[Box annotation data]
———

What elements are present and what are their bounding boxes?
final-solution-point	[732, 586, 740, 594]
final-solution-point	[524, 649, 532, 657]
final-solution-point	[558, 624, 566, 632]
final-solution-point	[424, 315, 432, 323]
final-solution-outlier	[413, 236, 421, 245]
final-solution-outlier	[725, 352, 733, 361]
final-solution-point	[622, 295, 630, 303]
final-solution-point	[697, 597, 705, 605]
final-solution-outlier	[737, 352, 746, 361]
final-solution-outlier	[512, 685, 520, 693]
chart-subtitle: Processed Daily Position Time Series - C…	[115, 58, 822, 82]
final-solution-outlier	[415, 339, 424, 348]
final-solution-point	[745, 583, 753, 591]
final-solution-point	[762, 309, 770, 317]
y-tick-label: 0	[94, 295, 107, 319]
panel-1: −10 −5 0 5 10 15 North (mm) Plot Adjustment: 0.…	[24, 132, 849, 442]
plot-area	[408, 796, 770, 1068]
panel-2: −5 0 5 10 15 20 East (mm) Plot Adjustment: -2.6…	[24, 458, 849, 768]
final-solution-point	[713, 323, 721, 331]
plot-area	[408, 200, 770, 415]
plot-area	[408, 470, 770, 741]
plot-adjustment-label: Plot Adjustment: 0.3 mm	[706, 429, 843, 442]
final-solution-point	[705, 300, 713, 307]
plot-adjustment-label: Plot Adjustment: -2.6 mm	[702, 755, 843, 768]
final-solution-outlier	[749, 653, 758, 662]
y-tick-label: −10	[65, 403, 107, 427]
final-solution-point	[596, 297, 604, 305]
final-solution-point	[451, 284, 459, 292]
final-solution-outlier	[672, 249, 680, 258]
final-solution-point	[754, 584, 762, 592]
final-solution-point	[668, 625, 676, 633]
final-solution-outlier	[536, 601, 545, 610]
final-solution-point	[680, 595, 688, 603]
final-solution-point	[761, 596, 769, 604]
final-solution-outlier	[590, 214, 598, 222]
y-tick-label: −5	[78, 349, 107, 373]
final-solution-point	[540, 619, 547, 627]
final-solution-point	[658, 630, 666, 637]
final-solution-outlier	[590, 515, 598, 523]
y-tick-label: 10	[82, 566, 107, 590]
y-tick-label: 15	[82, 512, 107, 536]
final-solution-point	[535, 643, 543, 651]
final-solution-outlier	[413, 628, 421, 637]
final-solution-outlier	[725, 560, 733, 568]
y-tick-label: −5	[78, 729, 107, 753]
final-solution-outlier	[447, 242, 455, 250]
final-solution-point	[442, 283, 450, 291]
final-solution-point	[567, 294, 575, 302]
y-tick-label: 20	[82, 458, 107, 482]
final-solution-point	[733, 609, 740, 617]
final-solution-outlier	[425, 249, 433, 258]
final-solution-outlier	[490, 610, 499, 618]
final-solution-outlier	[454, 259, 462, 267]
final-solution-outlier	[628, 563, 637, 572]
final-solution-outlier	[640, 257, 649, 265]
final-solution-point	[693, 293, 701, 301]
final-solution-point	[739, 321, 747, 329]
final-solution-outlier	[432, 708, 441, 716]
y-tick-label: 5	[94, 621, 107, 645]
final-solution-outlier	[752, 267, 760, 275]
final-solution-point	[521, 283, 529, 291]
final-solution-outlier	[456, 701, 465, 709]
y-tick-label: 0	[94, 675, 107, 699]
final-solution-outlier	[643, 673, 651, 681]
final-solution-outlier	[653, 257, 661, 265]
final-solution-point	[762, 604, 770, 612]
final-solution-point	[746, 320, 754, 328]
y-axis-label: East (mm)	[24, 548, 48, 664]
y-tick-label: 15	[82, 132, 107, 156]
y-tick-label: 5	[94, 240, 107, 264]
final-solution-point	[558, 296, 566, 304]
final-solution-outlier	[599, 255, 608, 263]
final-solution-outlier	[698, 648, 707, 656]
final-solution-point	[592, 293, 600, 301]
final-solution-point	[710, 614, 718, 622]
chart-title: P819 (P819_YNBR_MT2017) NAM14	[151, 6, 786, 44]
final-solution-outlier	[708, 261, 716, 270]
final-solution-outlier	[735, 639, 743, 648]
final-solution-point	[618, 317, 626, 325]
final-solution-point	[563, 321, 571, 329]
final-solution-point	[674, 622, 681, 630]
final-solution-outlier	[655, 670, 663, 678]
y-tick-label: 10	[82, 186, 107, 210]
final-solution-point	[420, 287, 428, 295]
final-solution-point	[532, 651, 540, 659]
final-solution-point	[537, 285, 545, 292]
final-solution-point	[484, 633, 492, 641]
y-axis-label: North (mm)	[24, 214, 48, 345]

———

*To do*.
Render the lines above as a numbered list, leaving out any blank lines.

*Solution to this exercise*.
1. What elements are present and what are their bounding boxes?
2. final-solution-point	[732, 586, 740, 594]
3. final-solution-point	[524, 649, 532, 657]
4. final-solution-point	[558, 624, 566, 632]
5. final-solution-point	[424, 315, 432, 323]
6. final-solution-outlier	[413, 236, 421, 245]
7. final-solution-outlier	[725, 352, 733, 361]
8. final-solution-point	[622, 295, 630, 303]
9. final-solution-point	[697, 597, 705, 605]
10. final-solution-outlier	[737, 352, 746, 361]
11. final-solution-outlier	[512, 685, 520, 693]
12. chart-subtitle: Processed Daily Position Time Series - C…	[115, 58, 822, 82]
13. final-solution-outlier	[415, 339, 424, 348]
14. final-solution-point	[745, 583, 753, 591]
15. final-solution-point	[762, 309, 770, 317]
16. y-tick-label: 0	[94, 295, 107, 319]
17. panel-1: −10 −5 0 5 10 15 North (mm) Plot Adjustment: 0.…	[24, 132, 849, 442]
18. plot-area	[408, 796, 770, 1068]
19. panel-2: −5 0 5 10 15 20 East (mm) Plot Adjustment: -2.6…	[24, 458, 849, 768]
20. final-solution-point	[713, 323, 721, 331]
21. plot-area	[408, 200, 770, 415]
22. plot-area	[408, 470, 770, 741]
23. plot-adjustment-label: Plot Adjustment: 0.3 mm	[706, 429, 843, 442]
24. final-solution-point	[705, 300, 713, 307]
25. plot-adjustment-label: Plot Adjustment: -2.6 mm	[702, 755, 843, 768]
26. final-solution-outlier	[749, 653, 758, 662]
27. y-tick-label: −10	[65, 403, 107, 427]
28. final-solution-point	[596, 297, 604, 305]
29. final-solution-point	[451, 284, 459, 292]
30. final-solution-outlier	[672, 249, 680, 258]
31. final-solution-point	[754, 584, 762, 592]
32. final-solution-point	[668, 625, 676, 633]
33. final-solution-outlier	[536, 601, 545, 610]
34. final-solution-point	[680, 595, 688, 603]
35. final-solution-point	[761, 596, 769, 604]
36. final-solution-outlier	[590, 214, 598, 222]
37. y-tick-label: −5	[78, 349, 107, 373]
38. final-solution-point	[540, 619, 547, 627]
39. final-solution-point	[658, 630, 666, 637]
40. final-solution-outlier	[590, 515, 598, 523]
41. y-tick-label: 10	[82, 566, 107, 590]
42. y-tick-label: 15	[82, 512, 107, 536]
43. final-solution-point	[535, 643, 543, 651]
44. final-solution-outlier	[413, 628, 421, 637]
45. final-solution-outlier	[725, 560, 733, 568]
46. y-tick-label: −5	[78, 729, 107, 753]
47. final-solution-outlier	[447, 242, 455, 250]
48. final-solution-point	[442, 283, 450, 291]
49. final-solution-point	[567, 294, 575, 302]
50. y-tick-label: 20	[82, 458, 107, 482]
51. final-solution-point	[733, 609, 740, 617]
52. final-solution-outlier	[425, 249, 433, 258]
53. final-solution-outlier	[490, 610, 499, 618]
54. final-solution-outlier	[454, 259, 462, 267]
55. final-solution-outlier	[628, 563, 637, 572]
56. final-solution-outlier	[640, 257, 649, 265]
57. final-solution-point	[693, 293, 701, 301]
58. final-solution-point	[739, 321, 747, 329]
59. final-solution-outlier	[432, 708, 441, 716]
60. y-tick-label: 5	[94, 621, 107, 645]
61. final-solution-outlier	[752, 267, 760, 275]
62. final-solution-point	[521, 283, 529, 291]
63. final-solution-outlier	[456, 701, 465, 709]
64. y-tick-label: 0	[94, 675, 107, 699]
65. final-solution-outlier	[643, 673, 651, 681]
66. final-solution-outlier	[653, 257, 661, 265]
67. final-solution-point	[762, 604, 770, 612]
68. final-solution-point	[746, 320, 754, 328]
69. y-axis-label: East (mm)	[24, 548, 48, 664]
70. y-tick-label: 15	[82, 132, 107, 156]
71. y-tick-label: 5	[94, 240, 107, 264]
72. final-solution-point	[558, 296, 566, 304]
73. final-solution-outlier	[599, 255, 608, 263]
74. final-solution-outlier	[698, 648, 707, 656]
75. final-solution-point	[592, 293, 600, 301]
76. final-solution-point	[710, 614, 718, 622]
77. chart-title: P819 (P819_YNBR_MT2017) NAM14	[151, 6, 786, 44]
78. final-solution-outlier	[708, 261, 716, 270]
79. final-solution-outlier	[735, 639, 743, 648]
80. final-solution-point	[618, 317, 626, 325]
81. final-solution-point	[563, 321, 571, 329]
82. final-solution-point	[674, 622, 681, 630]
83. final-solution-outlier	[655, 670, 663, 678]
84. y-tick-label: 10	[82, 186, 107, 210]
85. final-solution-point	[420, 287, 428, 295]
86. final-solution-point	[532, 651, 540, 659]
87. final-solution-point	[537, 285, 545, 292]
88. final-solution-point	[484, 633, 492, 641]
89. y-axis-label: North (mm)	[24, 214, 48, 345]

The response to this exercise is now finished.